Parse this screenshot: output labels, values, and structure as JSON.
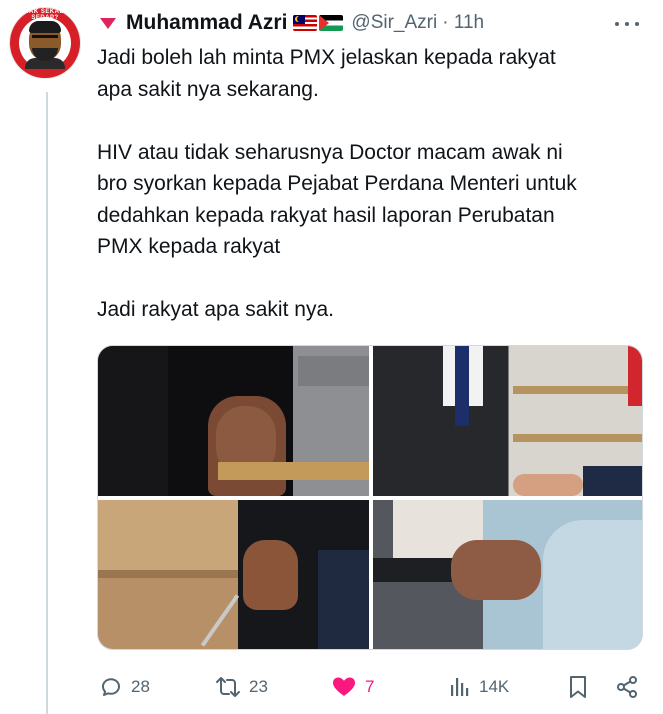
{
  "author": {
    "name": "Muhammad Azri",
    "handle": "@Sir_Azri",
    "time": "· 11h",
    "flags": [
      "malaysia-flag-icon",
      "palestine-flag-icon"
    ],
    "avatar_ring_text": "NAK SEKALI SEDAP?"
  },
  "tweet": {
    "paragraphs": [
      [
        "Jadi boleh lah minta PMX jelaskan kepada rakyat",
        "apa sakit nya sekarang."
      ],
      [
        "HIV atau tidak seharusnya Doctor macam awak ni",
        "bro syorkan kepada Pejabat Perdana Menteri untuk",
        "dedahkan kepada rakyat hasil laporan Perubatan",
        "PMX kepada rakyat"
      ],
      [
        "Jadi rakyat apa sakit nya."
      ]
    ]
  },
  "media": {
    "count": 4
  },
  "actions": {
    "replies": "28",
    "reposts": "23",
    "likes": "7",
    "views": "14K"
  },
  "colors": {
    "like_active": "#f91880",
    "icon_gray": "#536471",
    "caret_red": "#e0245e"
  }
}
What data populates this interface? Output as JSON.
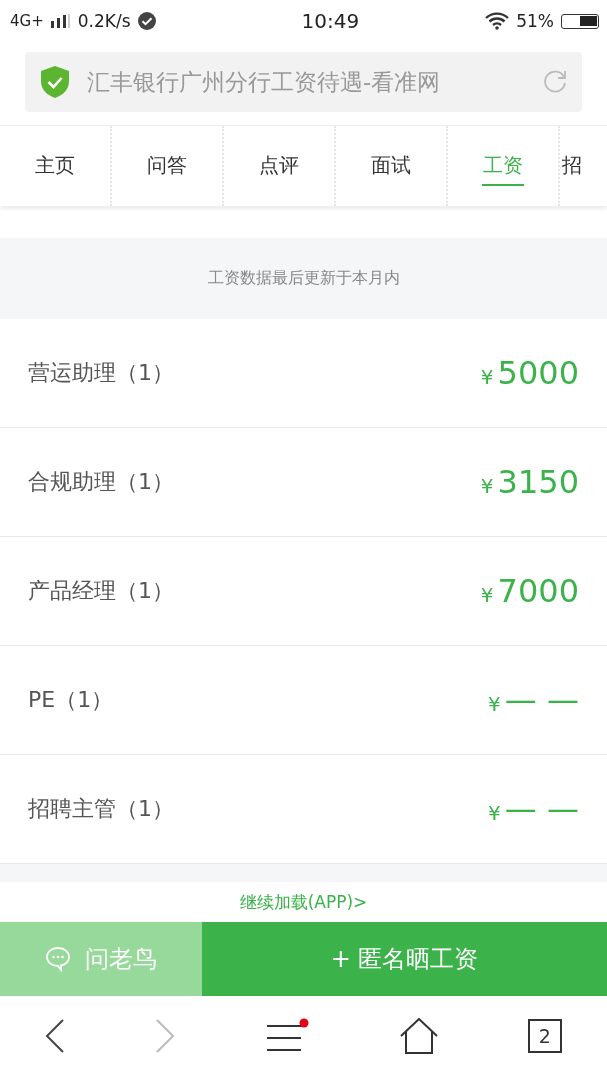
{
  "status_bar": {
    "network": "4G+",
    "speed": "0.2K/s",
    "time": "10:49",
    "battery": "51%"
  },
  "address_bar": {
    "title": "汇丰银行广州分行工资待遇-看准网"
  },
  "tabs": [
    {
      "label": "主页",
      "selected": false
    },
    {
      "label": "问答",
      "selected": false
    },
    {
      "label": "点评",
      "selected": false
    },
    {
      "label": "面试",
      "selected": false
    },
    {
      "label": "工资",
      "selected": true
    },
    {
      "label": "招",
      "selected": false
    }
  ],
  "update_note": "工资数据最后更新于本月内",
  "salaries": [
    {
      "title": "营运助理（1）",
      "currency": "¥",
      "amount": "5000"
    },
    {
      "title": "合规助理（1）",
      "currency": "¥",
      "amount": "3150"
    },
    {
      "title": "产品经理（1）",
      "currency": "¥",
      "amount": "7000"
    },
    {
      "title": "PE（1）",
      "currency": "¥",
      "amount": "— —"
    },
    {
      "title": "招聘主管（1）",
      "currency": "¥",
      "amount": "— —"
    }
  ],
  "load_more": "继续加载(APP)>",
  "actions": [
    {
      "label": "问老鸟",
      "kind": "ask"
    },
    {
      "label": "+ 匿名晒工资",
      "kind": "share"
    }
  ],
  "browser_nav": {
    "tab_count": "2",
    "menu_badge": true
  }
}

■ Short task ■
Pick out each line above that includes "amount" and show it.

■ Exercise result ■
      "amount": "5000"
      "amount": "3150"
      "amount": "7000"
      "amount": "— —"
      "amount": "— —"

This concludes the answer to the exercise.